[start]

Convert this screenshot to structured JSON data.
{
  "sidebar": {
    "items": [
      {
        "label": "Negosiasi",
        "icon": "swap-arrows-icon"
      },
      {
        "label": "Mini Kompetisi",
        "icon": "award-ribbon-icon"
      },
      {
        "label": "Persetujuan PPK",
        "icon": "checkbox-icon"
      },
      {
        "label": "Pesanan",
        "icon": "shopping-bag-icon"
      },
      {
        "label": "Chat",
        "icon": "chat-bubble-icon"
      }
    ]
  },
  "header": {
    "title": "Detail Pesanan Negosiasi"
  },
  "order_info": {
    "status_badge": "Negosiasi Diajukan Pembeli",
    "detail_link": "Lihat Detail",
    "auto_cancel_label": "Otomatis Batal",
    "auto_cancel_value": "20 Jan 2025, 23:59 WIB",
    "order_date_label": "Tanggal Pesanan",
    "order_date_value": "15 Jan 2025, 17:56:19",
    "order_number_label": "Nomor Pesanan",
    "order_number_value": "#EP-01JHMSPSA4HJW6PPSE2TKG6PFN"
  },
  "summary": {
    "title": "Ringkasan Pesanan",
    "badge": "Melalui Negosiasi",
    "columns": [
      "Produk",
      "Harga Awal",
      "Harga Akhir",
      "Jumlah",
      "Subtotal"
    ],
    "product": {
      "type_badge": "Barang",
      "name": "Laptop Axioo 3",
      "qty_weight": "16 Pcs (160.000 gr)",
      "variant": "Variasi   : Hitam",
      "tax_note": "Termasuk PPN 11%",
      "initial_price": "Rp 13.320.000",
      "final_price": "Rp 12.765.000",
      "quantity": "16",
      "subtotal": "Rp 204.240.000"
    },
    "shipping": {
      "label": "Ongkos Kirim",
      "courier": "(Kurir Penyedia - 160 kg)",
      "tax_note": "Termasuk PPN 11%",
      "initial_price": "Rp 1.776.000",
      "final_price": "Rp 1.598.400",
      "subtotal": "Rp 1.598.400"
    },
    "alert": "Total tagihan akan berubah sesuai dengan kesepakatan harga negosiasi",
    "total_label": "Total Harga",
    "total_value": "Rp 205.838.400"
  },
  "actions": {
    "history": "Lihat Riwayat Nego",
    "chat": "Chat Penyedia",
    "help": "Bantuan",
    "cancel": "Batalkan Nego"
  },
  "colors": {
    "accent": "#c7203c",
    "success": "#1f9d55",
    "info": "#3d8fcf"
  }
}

[end]

*Exercise prompt*
Print the material verbatim, all of it.

*Output*
Convert this screenshot to structured JSON data.
{
  "sidebar": {
    "items": [
      {
        "label": "Negosiasi",
        "icon": "swap-arrows-icon"
      },
      {
        "label": "Mini Kompetisi",
        "icon": "award-ribbon-icon"
      },
      {
        "label": "Persetujuan PPK",
        "icon": "checkbox-icon"
      },
      {
        "label": "Pesanan",
        "icon": "shopping-bag-icon"
      },
      {
        "label": "Chat",
        "icon": "chat-bubble-icon"
      }
    ]
  },
  "header": {
    "title": "Detail Pesanan Negosiasi"
  },
  "order_info": {
    "status_badge": "Negosiasi Diajukan Pembeli",
    "detail_link": "Lihat Detail",
    "auto_cancel_label": "Otomatis Batal",
    "auto_cancel_value": "20 Jan 2025, 23:59 WIB",
    "order_date_label": "Tanggal Pesanan",
    "order_date_value": "15 Jan 2025, 17:56:19",
    "order_number_label": "Nomor Pesanan",
    "order_number_value": "#EP-01JHMSPSA4HJW6PPSE2TKG6PFN"
  },
  "summary": {
    "title": "Ringkasan Pesanan",
    "badge": "Melalui Negosiasi",
    "columns": [
      "Produk",
      "Harga Awal",
      "Harga Akhir",
      "Jumlah",
      "Subtotal"
    ],
    "product": {
      "type_badge": "Barang",
      "name": "Laptop Axioo 3",
      "qty_weight": "16 Pcs (160.000 gr)",
      "variant": "Variasi   : Hitam",
      "tax_note": "Termasuk PPN 11%",
      "initial_price": "Rp 13.320.000",
      "final_price": "Rp 12.765.000",
      "quantity": "16",
      "subtotal": "Rp 204.240.000"
    },
    "shipping": {
      "label": "Ongkos Kirim",
      "courier": "(Kurir Penyedia - 160 kg)",
      "tax_note": "Termasuk PPN 11%",
      "initial_price": "Rp 1.776.000",
      "final_price": "Rp 1.598.400",
      "subtotal": "Rp 1.598.400"
    },
    "alert": "Total tagihan akan berubah sesuai dengan kesepakatan harga negosiasi",
    "total_label": "Total Harga",
    "total_value": "Rp 205.838.400"
  },
  "actions": {
    "history": "Lihat Riwayat Nego",
    "chat": "Chat Penyedia",
    "help": "Bantuan",
    "cancel": "Batalkan Nego"
  },
  "colors": {
    "accent": "#c7203c",
    "success": "#1f9d55",
    "info": "#3d8fcf"
  }
}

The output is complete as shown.